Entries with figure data
[start]
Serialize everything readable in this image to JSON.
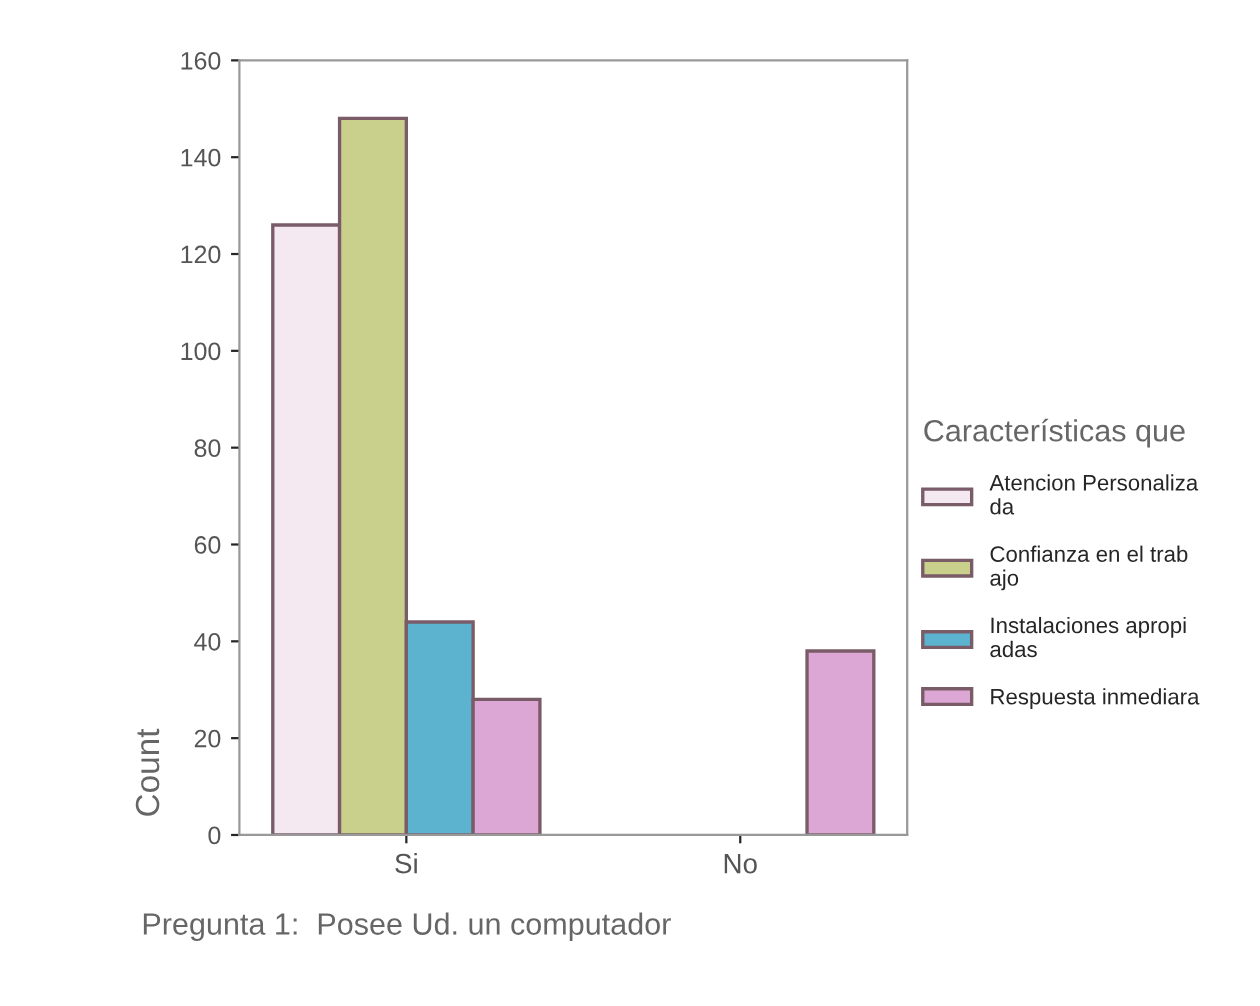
{
  "chart_data": {
    "type": "bar",
    "xlabel": "Pregunta 1:  Posee Ud. un computador",
    "ylabel": "Count",
    "legend_title": "Características que",
    "categories": [
      "Si",
      "No"
    ],
    "series": [
      {
        "name": "Atencion Personaliza\nda",
        "color": "#f4e8f1",
        "values": [
          126,
          null
        ]
      },
      {
        "name": "Confianza en el trab\najo",
        "color": "#c9d08c",
        "values": [
          148,
          null
        ]
      },
      {
        "name": "Instalaciones apropi\nadas",
        "color": "#5bb3d0",
        "values": [
          44,
          null
        ]
      },
      {
        "name": "Respuesta inmediara",
        "color": "#dca7d4",
        "values": [
          28,
          38
        ]
      }
    ],
    "ylim": [
      0,
      160
    ],
    "yticks": [
      0,
      20,
      40,
      60,
      80,
      100,
      120,
      140,
      160
    ],
    "grid": false,
    "legend": "right"
  }
}
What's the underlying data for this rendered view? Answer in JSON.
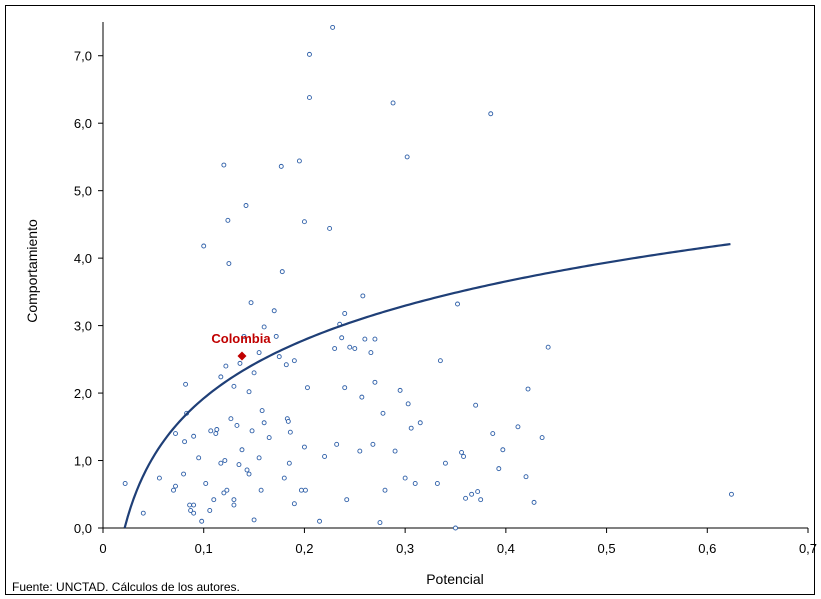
{
  "chart_data": {
    "type": "scatter",
    "title": "",
    "top_caption": "",
    "xlabel": "Potencial",
    "ylabel": "Comportamiento",
    "xlim": [
      0,
      0.7
    ],
    "ylim": [
      0,
      7.5
    ],
    "x_ticks": [
      "0",
      "0,1",
      "0,2",
      "0,3",
      "0,4",
      "0,5",
      "0,6",
      "0,7"
    ],
    "y_ticks": [
      "0,0",
      "1,0",
      "2,0",
      "3,0",
      "4,0",
      "5,0",
      "6,0",
      "7,0"
    ],
    "grid": false,
    "source": "Fuente: UNCTAD. Cálculos de los autores.",
    "highlight": {
      "label": "Colombia",
      "x": 0.138,
      "y": 2.55,
      "color": "#c00000"
    },
    "trend": {
      "type": "logarithmic",
      "a": 4.8,
      "b": 1.25,
      "x_range": [
        0.0215,
        0.623
      ],
      "color": "#1f3f77"
    },
    "series": [
      {
        "marker_color": "#2e5fa8",
        "points": [
          [
            0.022,
            0.66
          ],
          [
            0.04,
            0.22
          ],
          [
            0.056,
            0.74
          ],
          [
            0.07,
            0.56
          ],
          [
            0.072,
            0.62
          ],
          [
            0.072,
            1.4
          ],
          [
            0.08,
            0.8
          ],
          [
            0.081,
            1.28
          ],
          [
            0.082,
            2.13
          ],
          [
            0.083,
            1.7
          ],
          [
            0.086,
            0.34
          ],
          [
            0.087,
            0.26
          ],
          [
            0.09,
            0.22
          ],
          [
            0.09,
            0.34
          ],
          [
            0.09,
            1.36
          ],
          [
            0.095,
            1.04
          ],
          [
            0.098,
            0.1
          ],
          [
            0.1,
            4.18
          ],
          [
            0.102,
            0.66
          ],
          [
            0.106,
            0.26
          ],
          [
            0.107,
            1.44
          ],
          [
            0.11,
            0.42
          ],
          [
            0.112,
            1.4
          ],
          [
            0.113,
            1.46
          ],
          [
            0.117,
            0.96
          ],
          [
            0.117,
            2.24
          ],
          [
            0.12,
            5.38
          ],
          [
            0.12,
            0.52
          ],
          [
            0.121,
            1.0
          ],
          [
            0.122,
            2.4
          ],
          [
            0.123,
            0.56
          ],
          [
            0.124,
            4.56
          ],
          [
            0.125,
            3.92
          ],
          [
            0.127,
            1.62
          ],
          [
            0.13,
            0.42
          ],
          [
            0.13,
            0.34
          ],
          [
            0.13,
            2.1
          ],
          [
            0.133,
            1.52
          ],
          [
            0.135,
            0.94
          ],
          [
            0.136,
            2.44
          ],
          [
            0.138,
            1.16
          ],
          [
            0.14,
            2.84
          ],
          [
            0.142,
            4.78
          ],
          [
            0.143,
            0.86
          ],
          [
            0.145,
            2.02
          ],
          [
            0.145,
            0.8
          ],
          [
            0.147,
            3.34
          ],
          [
            0.148,
            1.44
          ],
          [
            0.15,
            2.3
          ],
          [
            0.15,
            0.12
          ],
          [
            0.155,
            1.04
          ],
          [
            0.155,
            2.6
          ],
          [
            0.157,
            0.56
          ],
          [
            0.158,
            1.74
          ],
          [
            0.16,
            2.98
          ],
          [
            0.16,
            1.56
          ],
          [
            0.165,
            1.34
          ],
          [
            0.17,
            3.22
          ],
          [
            0.172,
            2.84
          ],
          [
            0.175,
            2.54
          ],
          [
            0.177,
            5.36
          ],
          [
            0.178,
            3.8
          ],
          [
            0.18,
            0.74
          ],
          [
            0.182,
            2.42
          ],
          [
            0.183,
            1.62
          ],
          [
            0.184,
            1.58
          ],
          [
            0.185,
            0.96
          ],
          [
            0.186,
            1.42
          ],
          [
            0.19,
            2.48
          ],
          [
            0.19,
            0.36
          ],
          [
            0.195,
            5.44
          ],
          [
            0.197,
            0.56
          ],
          [
            0.2,
            4.54
          ],
          [
            0.201,
            0.56
          ],
          [
            0.203,
            2.08
          ],
          [
            0.205,
            6.38
          ],
          [
            0.205,
            7.02
          ],
          [
            0.2,
            1.2
          ],
          [
            0.215,
            0.1
          ],
          [
            0.22,
            1.06
          ],
          [
            0.225,
            4.44
          ],
          [
            0.228,
            7.42
          ],
          [
            0.23,
            2.66
          ],
          [
            0.232,
            1.24
          ],
          [
            0.235,
            3.02
          ],
          [
            0.237,
            2.82
          ],
          [
            0.24,
            3.18
          ],
          [
            0.24,
            2.08
          ],
          [
            0.242,
            0.42
          ],
          [
            0.245,
            2.68
          ],
          [
            0.25,
            2.66
          ],
          [
            0.255,
            1.14
          ],
          [
            0.257,
            1.94
          ],
          [
            0.258,
            3.44
          ],
          [
            0.26,
            2.8
          ],
          [
            0.266,
            2.6
          ],
          [
            0.268,
            1.24
          ],
          [
            0.27,
            2.16
          ],
          [
            0.27,
            2.8
          ],
          [
            0.275,
            0.08
          ],
          [
            0.278,
            1.7
          ],
          [
            0.28,
            0.56
          ],
          [
            0.288,
            6.3
          ],
          [
            0.29,
            1.14
          ],
          [
            0.295,
            2.04
          ],
          [
            0.3,
            0.74
          ],
          [
            0.302,
            5.5
          ],
          [
            0.303,
            1.84
          ],
          [
            0.306,
            1.48
          ],
          [
            0.31,
            0.66
          ],
          [
            0.315,
            1.56
          ],
          [
            0.332,
            0.66
          ],
          [
            0.335,
            2.48
          ],
          [
            0.34,
            0.96
          ],
          [
            0.35,
            0.0
          ],
          [
            0.352,
            3.32
          ],
          [
            0.356,
            1.12
          ],
          [
            0.358,
            1.06
          ],
          [
            0.36,
            0.44
          ],
          [
            0.366,
            0.5
          ],
          [
            0.37,
            1.82
          ],
          [
            0.372,
            0.54
          ],
          [
            0.375,
            0.42
          ],
          [
            0.385,
            6.14
          ],
          [
            0.387,
            1.4
          ],
          [
            0.393,
            0.88
          ],
          [
            0.397,
            1.16
          ],
          [
            0.412,
            1.5
          ],
          [
            0.422,
            2.06
          ],
          [
            0.42,
            0.76
          ],
          [
            0.428,
            0.38
          ],
          [
            0.436,
            1.34
          ],
          [
            0.442,
            2.68
          ],
          [
            0.624,
            0.5
          ]
        ]
      }
    ]
  }
}
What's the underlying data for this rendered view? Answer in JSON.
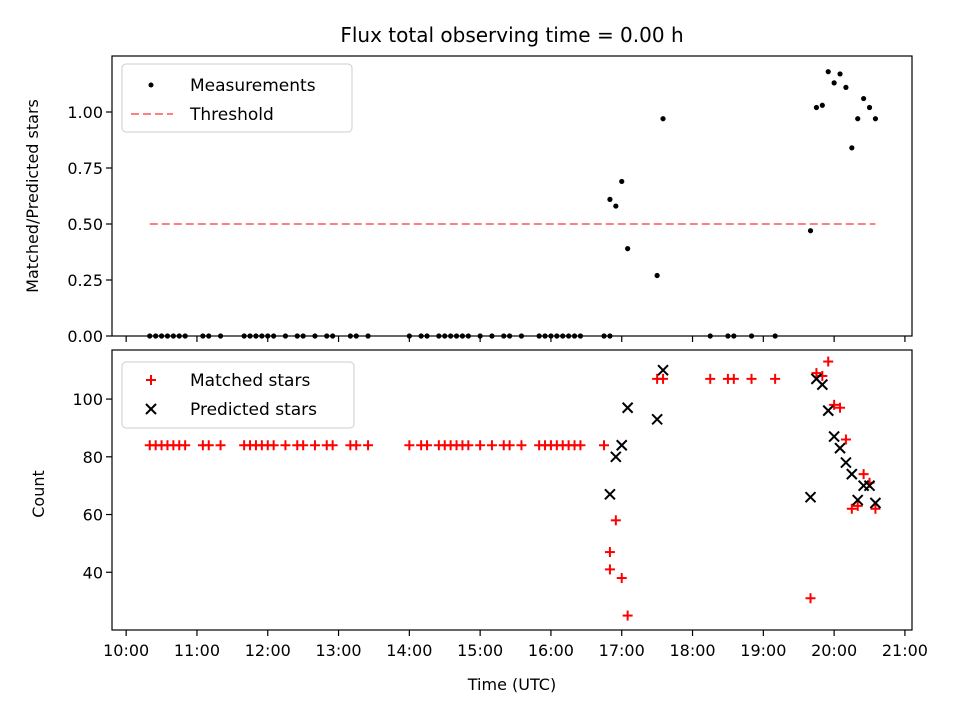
[end]
Your goal
Give only the number of lines in the listing above that include the string "xlabel".

Result for this exercise
2